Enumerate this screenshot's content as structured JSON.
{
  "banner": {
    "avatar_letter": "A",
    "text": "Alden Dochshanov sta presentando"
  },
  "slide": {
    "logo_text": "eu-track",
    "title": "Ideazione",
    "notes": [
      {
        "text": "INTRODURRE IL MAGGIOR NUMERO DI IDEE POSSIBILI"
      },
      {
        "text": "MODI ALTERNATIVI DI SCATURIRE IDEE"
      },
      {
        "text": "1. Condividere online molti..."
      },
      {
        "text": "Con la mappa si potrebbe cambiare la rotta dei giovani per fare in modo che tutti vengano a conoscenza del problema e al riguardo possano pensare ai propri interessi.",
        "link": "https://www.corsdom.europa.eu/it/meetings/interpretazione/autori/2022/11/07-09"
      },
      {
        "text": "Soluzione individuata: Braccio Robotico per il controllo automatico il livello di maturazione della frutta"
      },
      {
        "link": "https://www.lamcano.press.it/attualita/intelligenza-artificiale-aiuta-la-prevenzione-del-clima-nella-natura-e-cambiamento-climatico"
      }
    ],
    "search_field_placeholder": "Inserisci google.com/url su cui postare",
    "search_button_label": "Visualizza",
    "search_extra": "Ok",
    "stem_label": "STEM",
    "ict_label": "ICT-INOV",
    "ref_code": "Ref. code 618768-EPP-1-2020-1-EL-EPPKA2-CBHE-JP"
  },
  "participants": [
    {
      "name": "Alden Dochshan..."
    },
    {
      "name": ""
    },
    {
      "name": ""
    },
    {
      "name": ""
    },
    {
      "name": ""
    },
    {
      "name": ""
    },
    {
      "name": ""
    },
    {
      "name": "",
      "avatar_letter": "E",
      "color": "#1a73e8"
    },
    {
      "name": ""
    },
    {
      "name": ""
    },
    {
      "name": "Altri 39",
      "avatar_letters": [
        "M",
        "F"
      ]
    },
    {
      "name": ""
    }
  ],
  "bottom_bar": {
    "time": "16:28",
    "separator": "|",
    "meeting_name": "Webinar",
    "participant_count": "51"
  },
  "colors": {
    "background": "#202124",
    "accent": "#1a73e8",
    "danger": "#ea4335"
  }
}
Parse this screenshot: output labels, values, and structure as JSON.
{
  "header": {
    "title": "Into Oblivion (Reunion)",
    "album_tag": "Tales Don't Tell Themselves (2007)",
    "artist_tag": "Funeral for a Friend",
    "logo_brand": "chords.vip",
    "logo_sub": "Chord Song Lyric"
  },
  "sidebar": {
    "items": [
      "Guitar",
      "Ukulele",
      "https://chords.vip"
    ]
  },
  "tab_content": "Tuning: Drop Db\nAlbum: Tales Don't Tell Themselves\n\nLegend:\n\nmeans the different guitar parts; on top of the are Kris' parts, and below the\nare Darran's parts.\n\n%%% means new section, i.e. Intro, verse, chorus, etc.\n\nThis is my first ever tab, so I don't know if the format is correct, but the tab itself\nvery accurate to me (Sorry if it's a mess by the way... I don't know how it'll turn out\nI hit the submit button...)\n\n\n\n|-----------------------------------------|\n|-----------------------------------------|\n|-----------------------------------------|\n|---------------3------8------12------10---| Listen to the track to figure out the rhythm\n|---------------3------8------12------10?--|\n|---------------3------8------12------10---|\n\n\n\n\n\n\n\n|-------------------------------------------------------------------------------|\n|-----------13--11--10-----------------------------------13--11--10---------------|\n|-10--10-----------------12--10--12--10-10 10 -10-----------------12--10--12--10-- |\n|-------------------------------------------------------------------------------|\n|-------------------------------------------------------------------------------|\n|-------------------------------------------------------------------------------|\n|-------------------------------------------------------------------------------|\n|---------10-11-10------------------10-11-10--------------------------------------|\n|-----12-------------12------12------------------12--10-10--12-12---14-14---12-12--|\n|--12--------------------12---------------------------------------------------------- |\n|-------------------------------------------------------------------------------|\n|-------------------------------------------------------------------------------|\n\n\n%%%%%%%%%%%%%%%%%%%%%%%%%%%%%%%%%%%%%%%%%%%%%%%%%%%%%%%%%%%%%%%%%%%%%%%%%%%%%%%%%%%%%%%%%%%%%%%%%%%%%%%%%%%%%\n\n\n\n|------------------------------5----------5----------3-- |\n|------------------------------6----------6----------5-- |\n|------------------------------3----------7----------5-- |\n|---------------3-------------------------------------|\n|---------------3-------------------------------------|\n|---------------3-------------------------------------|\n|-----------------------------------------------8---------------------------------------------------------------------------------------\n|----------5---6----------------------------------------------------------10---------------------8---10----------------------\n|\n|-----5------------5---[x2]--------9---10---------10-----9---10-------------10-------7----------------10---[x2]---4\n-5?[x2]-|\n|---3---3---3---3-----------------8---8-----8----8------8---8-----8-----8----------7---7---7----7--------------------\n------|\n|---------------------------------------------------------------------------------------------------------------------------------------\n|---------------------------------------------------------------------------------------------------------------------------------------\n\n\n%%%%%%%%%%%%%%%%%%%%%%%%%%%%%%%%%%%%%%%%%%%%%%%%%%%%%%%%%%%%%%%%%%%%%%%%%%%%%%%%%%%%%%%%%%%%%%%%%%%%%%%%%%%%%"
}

========

● What you will do
Output the listing above exactly as it appears.

● Exercise answer
Enumerate this screenshot's content as structured JSON.
{
  "banner": {
    "avatar_letter": "A",
    "text": "Alden Dochshanov sta presentando"
  },
  "slide": {
    "logo_text": "eu-track",
    "title": "Ideazione",
    "notes": [
      {
        "text": "INTRODURRE IL MAGGIOR NUMERO DI IDEE POSSIBILI"
      },
      {
        "text": "MODI ALTERNATIVI DI SCATURIRE IDEE"
      },
      {
        "text": "1. Condividere online molti..."
      },
      {
        "text": "Con la mappa si potrebbe cambiare la rotta dei giovani per fare in modo che tutti vengano a conoscenza del problema e al riguardo possano pensare ai propri interessi.",
        "link": "https://www.corsdom.europa.eu/it/meetings/interpretazione/autori/2022/11/07-09"
      },
      {
        "text": "Soluzione individuata: Braccio Robotico per il controllo automatico il livello di maturazione della frutta"
      },
      {
        "link": "https://www.lamcano.press.it/attualita/intelligenza-artificiale-aiuta-la-prevenzione-del-clima-nella-natura-e-cambiamento-climatico"
      }
    ],
    "search_field_placeholder": "Inserisci google.com/url su cui postare",
    "search_button_label": "Visualizza",
    "search_extra": "Ok",
    "stem_label": "STEM",
    "ict_label": "ICT-INOV",
    "ref_code": "Ref. code 618768-EPP-1-2020-1-EL-EPPKA2-CBHE-JP"
  },
  "participants": [
    {
      "name": "Alden Dochshan..."
    },
    {
      "name": ""
    },
    {
      "name": ""
    },
    {
      "name": ""
    },
    {
      "name": ""
    },
    {
      "name": ""
    },
    {
      "name": ""
    },
    {
      "name": "",
      "avatar_letter": "E",
      "color": "#1a73e8"
    },
    {
      "name": ""
    },
    {
      "name": ""
    },
    {
      "name": "Altri 39",
      "avatar_letters": [
        "M",
        "F"
      ]
    },
    {
      "name": ""
    }
  ],
  "bottom_bar": {
    "time": "16:28",
    "separator": "|",
    "meeting_name": "Webinar",
    "participant_count": "51"
  },
  "colors": {
    "background": "#202124",
    "accent": "#1a73e8",
    "danger": "#ea4335"
  }
}
Parse this screenshot: output labels, values, and structure as JSON.
{
  "header": {
    "title": "Into Oblivion (Reunion)",
    "album_tag": "Tales Don't Tell Themselves (2007)",
    "artist_tag": "Funeral for a Friend",
    "logo_brand": "chords.vip",
    "logo_sub": "Chord Song Lyric"
  },
  "sidebar": {
    "items": [
      "Guitar",
      "Ukulele",
      "https://chords.vip"
    ]
  },
  "tab_content": "Tuning: Drop Db\nAlbum: Tales Don't Tell Themselves\n\nLegend:\n\nmeans the different guitar parts; on top of the are Kris' parts, and below the\nare Darran's parts.\n\n%%% means new section, i.e. Intro, verse, chorus, etc.\n\nThis is my first ever tab, so I don't know if the format is correct, but the tab itself\nvery accurate to me (Sorry if it's a mess by the way... I don't know how it'll turn out\nI hit the submit button...)\n\n\n\n|-----------------------------------------|\n|-----------------------------------------|\n|-----------------------------------------|\n|---------------3------8------12------10---| Listen to the track to figure out the rhythm\n|---------------3------8------12------10?--|\n|---------------3------8------12------10---|\n\n\n\n\n\n\n\n|-------------------------------------------------------------------------------|\n|-----------13--11--10-----------------------------------13--11--10---------------|\n|-10--10-----------------12--10--12--10-10 10 -10-----------------12--10--12--10-- |\n|-------------------------------------------------------------------------------|\n|-------------------------------------------------------------------------------|\n|-------------------------------------------------------------------------------|\n|-------------------------------------------------------------------------------|\n|---------10-11-10------------------10-11-10--------------------------------------|\n|-----12-------------12------12------------------12--10-10--12-12---14-14---12-12--|\n|--12--------------------12---------------------------------------------------------- |\n|-------------------------------------------------------------------------------|\n|-------------------------------------------------------------------------------|\n\n\n%%%%%%%%%%%%%%%%%%%%%%%%%%%%%%%%%%%%%%%%%%%%%%%%%%%%%%%%%%%%%%%%%%%%%%%%%%%%%%%%%%%%%%%%%%%%%%%%%%%%%%%%%%%%%\n\n\n\n|------------------------------5----------5----------3-- |\n|------------------------------6----------6----------5-- |\n|------------------------------3----------7----------5-- |\n|---------------3-------------------------------------|\n|---------------3-------------------------------------|\n|---------------3-------------------------------------|\n|-----------------------------------------------8---------------------------------------------------------------------------------------\n|----------5---6----------------------------------------------------------10---------------------8---10----------------------\n|\n|-----5------------5---[x2]--------9---10---------10-----9---10-------------10-------7----------------10---[x2]---4\n-5?[x2]-|\n|---3---3---3---3-----------------8---8-----8----8------8---8-----8-----8----------7---7---7----7--------------------\n------|\n|---------------------------------------------------------------------------------------------------------------------------------------\n|---------------------------------------------------------------------------------------------------------------------------------------\n\n\n%%%%%%%%%%%%%%%%%%%%%%%%%%%%%%%%%%%%%%%%%%%%%%%%%%%%%%%%%%%%%%%%%%%%%%%%%%%%%%%%%%%%%%%%%%%%%%%%%%%%%%%%%%%%%"
}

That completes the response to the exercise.